#### Dataset extract
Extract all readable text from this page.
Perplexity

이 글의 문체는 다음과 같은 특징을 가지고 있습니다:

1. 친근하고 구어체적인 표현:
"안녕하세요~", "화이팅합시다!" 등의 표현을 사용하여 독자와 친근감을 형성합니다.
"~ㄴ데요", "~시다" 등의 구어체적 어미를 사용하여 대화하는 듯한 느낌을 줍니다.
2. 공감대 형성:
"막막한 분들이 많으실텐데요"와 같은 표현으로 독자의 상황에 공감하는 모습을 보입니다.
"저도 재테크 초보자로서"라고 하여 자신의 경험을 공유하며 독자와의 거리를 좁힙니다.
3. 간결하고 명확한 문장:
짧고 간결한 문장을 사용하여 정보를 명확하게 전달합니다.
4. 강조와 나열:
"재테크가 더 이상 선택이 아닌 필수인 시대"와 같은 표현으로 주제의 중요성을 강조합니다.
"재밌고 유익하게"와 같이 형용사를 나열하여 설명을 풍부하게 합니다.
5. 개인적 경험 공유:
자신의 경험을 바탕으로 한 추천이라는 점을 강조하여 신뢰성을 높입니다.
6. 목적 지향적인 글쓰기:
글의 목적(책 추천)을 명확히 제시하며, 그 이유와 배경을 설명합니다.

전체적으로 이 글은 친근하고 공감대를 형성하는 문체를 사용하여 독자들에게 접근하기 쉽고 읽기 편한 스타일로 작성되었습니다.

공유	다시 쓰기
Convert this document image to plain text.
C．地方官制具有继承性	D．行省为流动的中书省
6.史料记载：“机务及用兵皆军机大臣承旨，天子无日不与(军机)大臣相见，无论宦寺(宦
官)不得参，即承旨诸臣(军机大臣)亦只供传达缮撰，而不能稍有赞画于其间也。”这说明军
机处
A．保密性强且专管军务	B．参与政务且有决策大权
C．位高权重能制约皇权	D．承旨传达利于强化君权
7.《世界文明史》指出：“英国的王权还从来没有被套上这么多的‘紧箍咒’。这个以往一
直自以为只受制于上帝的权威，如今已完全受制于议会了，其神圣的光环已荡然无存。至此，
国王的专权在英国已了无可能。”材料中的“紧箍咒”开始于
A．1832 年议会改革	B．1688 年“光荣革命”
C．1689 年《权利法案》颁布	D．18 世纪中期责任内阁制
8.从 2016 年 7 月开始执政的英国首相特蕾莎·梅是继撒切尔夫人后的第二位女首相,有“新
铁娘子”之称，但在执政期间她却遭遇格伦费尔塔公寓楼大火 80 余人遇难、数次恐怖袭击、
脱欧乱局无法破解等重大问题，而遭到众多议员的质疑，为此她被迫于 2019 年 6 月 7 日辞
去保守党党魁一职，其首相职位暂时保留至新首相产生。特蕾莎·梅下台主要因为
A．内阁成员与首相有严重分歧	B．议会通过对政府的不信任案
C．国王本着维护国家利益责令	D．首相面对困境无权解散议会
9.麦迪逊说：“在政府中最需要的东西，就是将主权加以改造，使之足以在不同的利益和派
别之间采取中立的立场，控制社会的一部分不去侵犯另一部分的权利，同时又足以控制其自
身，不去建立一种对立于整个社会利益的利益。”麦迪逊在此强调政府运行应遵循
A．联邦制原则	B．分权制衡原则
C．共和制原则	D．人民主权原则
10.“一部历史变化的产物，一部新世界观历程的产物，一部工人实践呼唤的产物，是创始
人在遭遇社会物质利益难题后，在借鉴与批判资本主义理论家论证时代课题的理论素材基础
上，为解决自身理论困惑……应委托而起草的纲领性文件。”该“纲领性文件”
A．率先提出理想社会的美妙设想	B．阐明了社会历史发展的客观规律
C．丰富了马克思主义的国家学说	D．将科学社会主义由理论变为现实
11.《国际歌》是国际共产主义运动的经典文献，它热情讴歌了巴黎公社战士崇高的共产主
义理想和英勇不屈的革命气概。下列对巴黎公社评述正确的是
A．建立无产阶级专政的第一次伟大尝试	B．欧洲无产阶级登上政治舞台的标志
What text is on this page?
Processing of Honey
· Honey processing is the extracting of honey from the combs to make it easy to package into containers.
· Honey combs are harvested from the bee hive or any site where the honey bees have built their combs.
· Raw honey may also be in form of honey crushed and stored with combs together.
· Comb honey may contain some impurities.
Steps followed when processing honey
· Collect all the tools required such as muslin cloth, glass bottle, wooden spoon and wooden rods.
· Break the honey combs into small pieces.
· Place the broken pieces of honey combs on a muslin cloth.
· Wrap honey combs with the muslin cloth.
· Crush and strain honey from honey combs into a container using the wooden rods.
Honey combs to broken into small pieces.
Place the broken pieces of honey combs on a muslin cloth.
########
Write out every entry again exactly, please, with nothing missing.

▶ _Expected answer_:
Extract all readable text from this page.
Perplexity

이 글의 문체는 다음과 같은 특징을 가지고 있습니다:

1. 친근하고 구어체적인 표현:
"안녕하세요~", "화이팅합시다!" 등의 표현을 사용하여 독자와 친근감을 형성합니다.
"~ㄴ데요", "~시다" 등의 구어체적 어미를 사용하여 대화하는 듯한 느낌을 줍니다.
2. 공감대 형성:
"막막한 분들이 많으실텐데요"와 같은 표현으로 독자의 상황에 공감하는 모습을 보입니다.
"저도 재테크 초보자로서"라고 하여 자신의 경험을 공유하며 독자와의 거리를 좁힙니다.
3. 간결하고 명확한 문장:
짧고 간결한 문장을 사용하여 정보를 명확하게 전달합니다.
4. 강조와 나열:
"재테크가 더 이상 선택이 아닌 필수인 시대"와 같은 표현으로 주제의 중요성을 강조합니다.
"재밌고 유익하게"와 같이 형용사를 나열하여 설명을 풍부하게 합니다.
5. 개인적 경험 공유:
자신의 경험을 바탕으로 한 추천이라는 점을 강조하여 신뢰성을 높입니다.
6. 목적 지향적인 글쓰기:
글의 목적(책 추천)을 명확히 제시하며, 그 이유와 배경을 설명합니다.

전체적으로 이 글은 친근하고 공감대를 형성하는 문체를 사용하여 독자들에게 접근하기 쉽고 읽기 편한 스타일로 작성되었습니다.

공유	다시 쓰기
Convert this document image to plain text.
C．地方官制具有继承性	D．行省为流动的中书省
6.史料记载：“机务及用兵皆军机大臣承旨，天子无日不与(军机)大臣相见，无论宦寺(宦
官)不得参，即承旨诸臣(军机大臣)亦只供传达缮撰，而不能稍有赞画于其间也。”这说明军
机处
A．保密性强且专管军务	B．参与政务且有决策大权
C．位高权重能制约皇权	D．承旨传达利于强化君权
7.《世界文明史》指出：“英国的王权还从来没有被套上这么多的‘紧箍咒’。这个以往一
直自以为只受制于上帝的权威，如今已完全受制于议会了，其神圣的光环已荡然无存。至此，
国王的专权在英国已了无可能。”材料中的“紧箍咒”开始于
A．1832 年议会改革	B．1688 年“光荣革命”
C．1689 年《权利法案》颁布	D．18 世纪中期责任内阁制
8.从 2016 年 7 月开始执政的英国首相特蕾莎·梅是继撒切尔夫人后的第二位女首相,有“新
铁娘子”之称，但在执政期间她却遭遇格伦费尔塔公寓楼大火 80 余人遇难、数次恐怖袭击、
脱欧乱局无法破解等重大问题，而遭到众多议员的质疑，为此她被迫于 2019 年 6 月 7 日辞
去保守党党魁一职，其首相职位暂时保留至新首相产生。特蕾莎·梅下台主要因为
A．内阁成员与首相有严重分歧	B．议会通过对政府的不信任案
C．国王本着维护国家利益责令	D．首相面对困境无权解散议会
9.麦迪逊说：“在政府中最需要的东西，就是将主权加以改造，使之足以在不同的利益和派
别之间采取中立的立场，控制社会的一部分不去侵犯另一部分的权利，同时又足以控制其自
身，不去建立一种对立于整个社会利益的利益。”麦迪逊在此强调政府运行应遵循
A．联邦制原则	B．分权制衡原则
C．共和制原则	D．人民主权原则
10.“一部历史变化的产物，一部新世界观历程的产物，一部工人实践呼唤的产物，是创始
人在遭遇社会物质利益难题后，在借鉴与批判资本主义理论家论证时代课题的理论素材基础
上，为解决自身理论困惑……应委托而起草的纲领性文件。”该“纲领性文件”
A．率先提出理想社会的美妙设想	B．阐明了社会历史发展的客观规律
C．丰富了马克思主义的国家学说	D．将科学社会主义由理论变为现实
11.《国际歌》是国际共产主义运动的经典文献，它热情讴歌了巴黎公社战士崇高的共产主
义理想和英勇不屈的革命气概。下列对巴黎公社评述正确的是
A．建立无产阶级专政的第一次伟大尝试	B．欧洲无产阶级登上政治舞台的标志
What text is on this page?
Processing of Honey
· Honey processing is the extracting of honey from the combs to make it easy to package into containers.
· Honey combs are harvested from the bee hive or any site where the honey bees have built their combs.
· Raw honey may also be in form of honey crushed and stored with combs together.
· Comb honey may contain some impurities.
Steps followed when processing honey
· Collect all the tools required such as muslin cloth, glass bottle, wooden spoon and wooden rods.
· Break the honey combs into small pieces.
· Place the broken pieces of honey combs on a muslin cloth.
· Wrap honey combs with the muslin cloth.
· Crush and strain honey from honey combs into a container using the wooden rods.
Honey combs to broken into small pieces.
Place the broken pieces of honey combs on a muslin cloth.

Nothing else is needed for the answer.